→ Request: Make an exact copy of the records, with the pictures left out.

— Begin Records shown —

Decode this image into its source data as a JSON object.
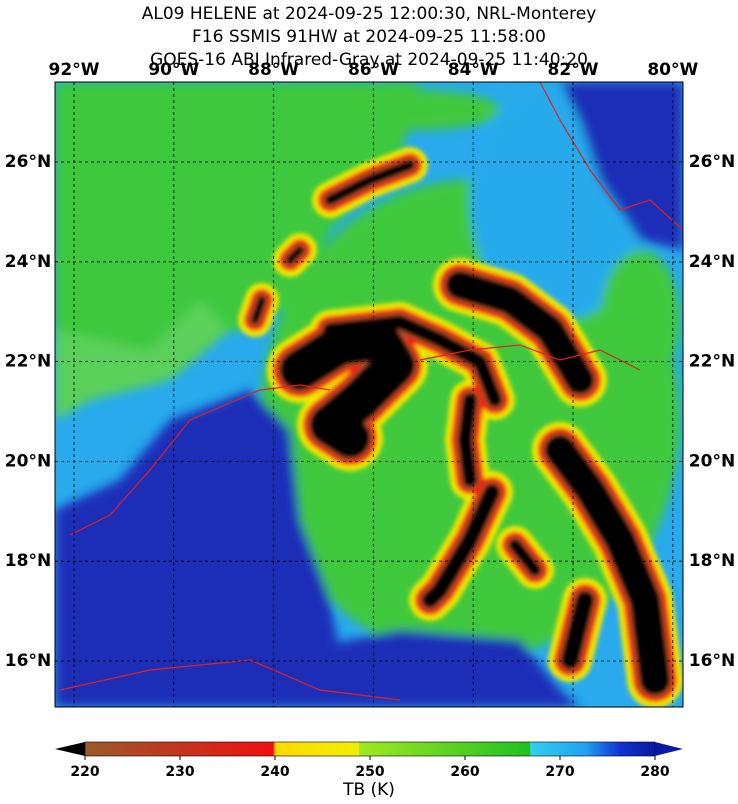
{
  "header": {
    "lines": [
      "AL09 HELENE at 2024-09-25 12:00:30, NRL-Monterey",
      "F16 SSMIS 91HW at 2024-09-25 11:58:00",
      "GOES-16 ABI Infrared-Gray at 2024-09-25 11:40:20"
    ]
  },
  "map": {
    "lon_labels": [
      "92°W",
      "90°W",
      "88°W",
      "86°W",
      "84°W",
      "82°W",
      "80°W"
    ],
    "lat_labels": [
      "26°N",
      "24°N",
      "22°N",
      "20°N",
      "18°N",
      "16°N"
    ]
  },
  "colorbar": {
    "lim": [
      220,
      280
    ],
    "ticks": [
      220,
      230,
      240,
      250,
      260,
      270,
      280
    ],
    "label": "TB (K)"
  }
}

— End Records shown —

→ Answer to this exercise:
Decode this image into its source data as a JSON object.
{
  "header": {
    "lines": [
      "AL09 HELENE at 2024-09-25 12:00:30, NRL-Monterey",
      "F16 SSMIS 91HW at 2024-09-25 11:58:00",
      "GOES-16 ABI Infrared-Gray at 2024-09-25 11:40:20"
    ]
  },
  "map": {
    "lon_labels": [
      "92°W",
      "90°W",
      "88°W",
      "86°W",
      "84°W",
      "82°W",
      "80°W"
    ],
    "lat_labels": [
      "26°N",
      "24°N",
      "22°N",
      "20°N",
      "18°N",
      "16°N"
    ]
  },
  "colorbar": {
    "lim": [
      220,
      280
    ],
    "ticks": [
      220,
      230,
      240,
      250,
      260,
      270,
      280
    ],
    "label": "TB (K)"
  }
}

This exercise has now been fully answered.